● What this task involves: Copy everything in the material below word for word, from the line containing "created-cell: 2 weeks ago [1913, 785, 2070, 960]" down to the line containing "panel-title: Redeemer [149, 243, 294, 276]", including both of those lines.

Layout element annotations:

• • •

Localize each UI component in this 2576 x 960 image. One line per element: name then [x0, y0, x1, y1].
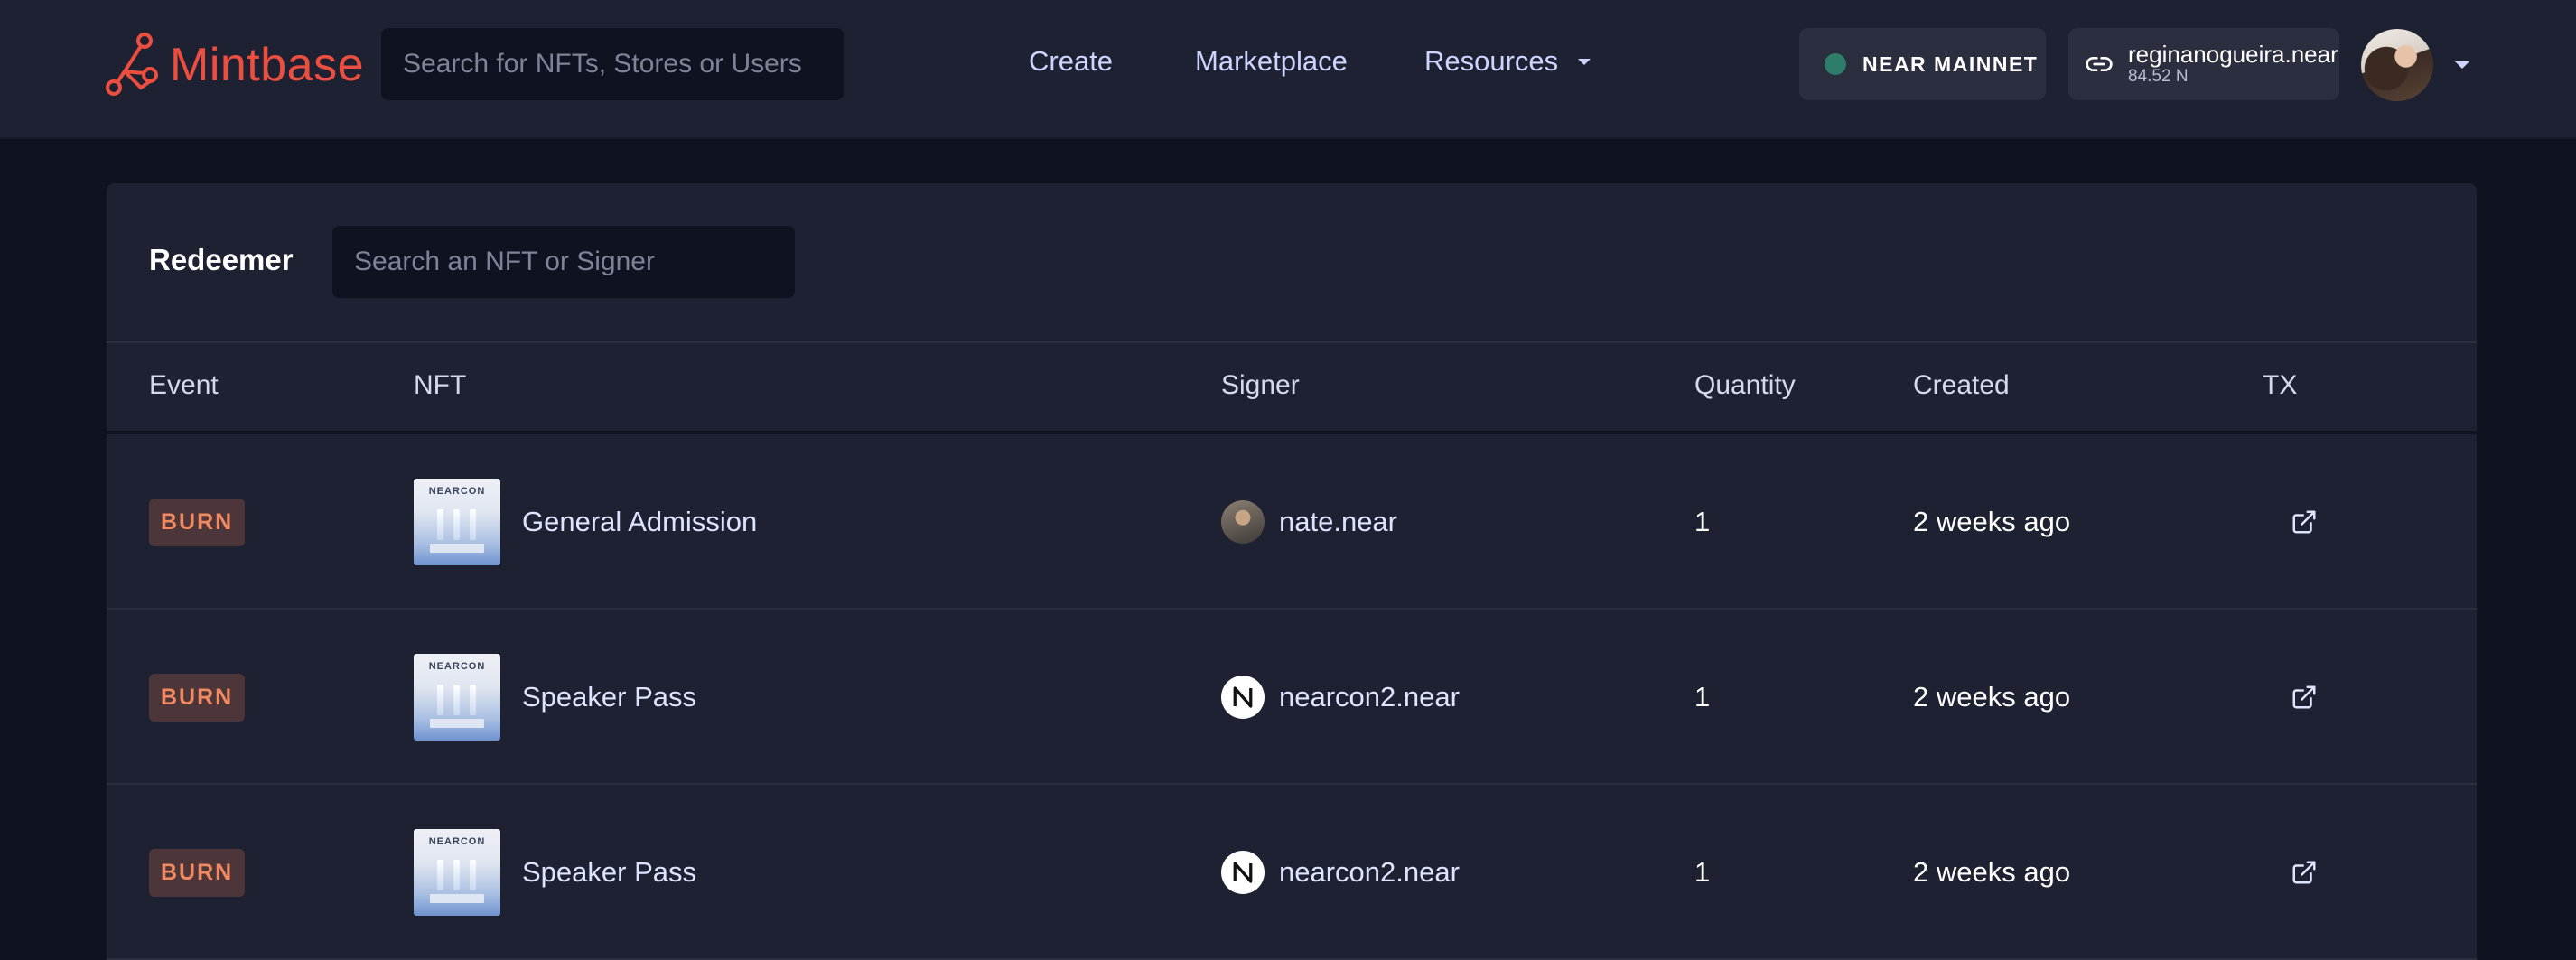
created-cell: 2 weeks ago [1913, 785, 2070, 960]
column-header-nft: NFT [414, 370, 467, 400]
event-badge: BURN [149, 673, 246, 722]
tx-cell[interactable] [2291, 434, 2318, 610]
column-header-signer: Signer [1221, 370, 1300, 400]
table-header: Event NFT Signer Quantity Created TX [107, 341, 2477, 434]
nav-create-link[interactable]: Create [1029, 45, 1113, 78]
panel-title: Redeemer [149, 243, 294, 276]
redeemer-panel: Redeemer Event NFT Signer Quantity Creat… [107, 183, 2477, 960]
created-value: 2 weeks ago [1913, 856, 2071, 888]
global-search-input[interactable] [381, 28, 844, 100]
created-cell: 2 weeks ago [1913, 610, 2070, 785]
nav-resources-dropdown[interactable]: Resources [1424, 45, 1591, 78]
account-info: reginanogueira.near 84.52 N [2128, 41, 2338, 86]
account-name: reginanogueira.near [2128, 41, 2338, 69]
created-value: 2 weeks ago [1913, 681, 2071, 713]
chevron-down-icon [1578, 58, 1591, 65]
nft-cell[interactable]: NEARCON Speaker Pass [414, 785, 696, 960]
nav-marketplace-link[interactable]: Marketplace [1195, 45, 1348, 78]
created-cell: 2 weeks ago [1913, 434, 2070, 610]
signer-cell[interactable]: nearcon2.near [1221, 785, 1460, 960]
event-cell: BURN [149, 785, 246, 960]
column-header-created: Created [1913, 370, 2010, 400]
event-cell: BURN [149, 434, 246, 610]
top-navbar: Mintbase Create Marketplace Resources NE… [0, 0, 2576, 139]
signer-name[interactable]: nearcon2.near [1279, 856, 1460, 889]
external-link-icon[interactable] [2291, 684, 2318, 711]
quantity-cell: 1 [1694, 610, 1710, 785]
event-badge: BURN [149, 498, 246, 546]
link-icon [2085, 50, 2114, 79]
mintbase-logo[interactable]: Mintbase [105, 31, 364, 99]
table-row[interactable]: BURN NEARCON Speaker Pass nearcon2.near … [107, 610, 2477, 785]
nav-resources-label: Resources [1424, 45, 1559, 77]
column-header-tx: TX [2263, 370, 2298, 400]
quantity-value: 1 [1694, 856, 1711, 888]
table-row[interactable]: BURN NEARCON General Admission nate.near… [107, 434, 2477, 610]
nft-name[interactable]: Speaker Pass [522, 856, 696, 889]
signer-name[interactable]: nearcon2.near [1279, 681, 1460, 713]
signer-name[interactable]: nate.near [1279, 506, 1397, 538]
column-header-event: Event [149, 370, 219, 400]
created-value: 2 weeks ago [1913, 506, 2071, 537]
nft-name[interactable]: Speaker Pass [522, 681, 696, 713]
nft-name[interactable]: General Admission [522, 506, 757, 538]
nft-cell[interactable]: NEARCON General Admission [414, 434, 757, 610]
network-selector[interactable]: NEAR MAINNET [1799, 28, 2046, 100]
nft-thumbnail: NEARCON [414, 654, 500, 741]
quantity-cell: 1 [1694, 434, 1710, 610]
event-badge: BURN [149, 848, 246, 897]
nft-thumbnail: NEARCON [414, 479, 500, 565]
near-logo-icon [1221, 676, 1265, 719]
quantity-value: 1 [1694, 681, 1711, 713]
network-status-dot [1825, 53, 1846, 75]
external-link-icon[interactable] [2291, 859, 2318, 886]
chevron-down-icon[interactable] [2455, 61, 2469, 69]
tx-cell[interactable] [2291, 785, 2318, 960]
nft-thumbnail: NEARCON [414, 829, 500, 916]
mintbase-logo-icon [106, 33, 158, 96]
tx-cell[interactable] [2291, 610, 2318, 785]
quantity-cell: 1 [1694, 785, 1710, 960]
account-balance: 84.52 N [2128, 66, 2189, 86]
account-wallet-button[interactable]: reginanogueira.near 84.52 N [2068, 28, 2339, 100]
logo-text: Mintbase [170, 39, 364, 91]
redeemer-search-input[interactable] [332, 226, 795, 298]
near-logo-icon [1221, 851, 1265, 894]
network-label: NEAR MAINNET [1862, 51, 2039, 76]
external-link-icon[interactable] [2291, 508, 2318, 536]
column-header-quantity: Quantity [1694, 370, 1796, 400]
table-row[interactable]: BURN NEARCON Speaker Pass nearcon2.near … [107, 785, 2477, 960]
user-avatar[interactable] [2361, 29, 2433, 101]
quantity-value: 1 [1694, 506, 1711, 537]
event-cell: BURN [149, 610, 246, 785]
signer-avatar [1221, 500, 1265, 544]
nft-cell[interactable]: NEARCON Speaker Pass [414, 610, 696, 785]
signer-cell[interactable]: nearcon2.near [1221, 610, 1460, 785]
signer-cell[interactable]: nate.near [1221, 434, 1397, 610]
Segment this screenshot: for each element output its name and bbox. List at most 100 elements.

• • •

● Solved exercise:
created-cell: 2 weeks ago [1913, 785, 2070, 960]
column-header-nft: NFT [414, 370, 467, 400]
event-badge: BURN [149, 673, 246, 722]
tx-cell[interactable] [2291, 434, 2318, 610]
column-header-signer: Signer [1221, 370, 1300, 400]
table-header: Event NFT Signer Quantity Created TX [107, 341, 2477, 434]
nav-create-link[interactable]: Create [1029, 45, 1113, 78]
panel-title: Redeemer [149, 243, 294, 276]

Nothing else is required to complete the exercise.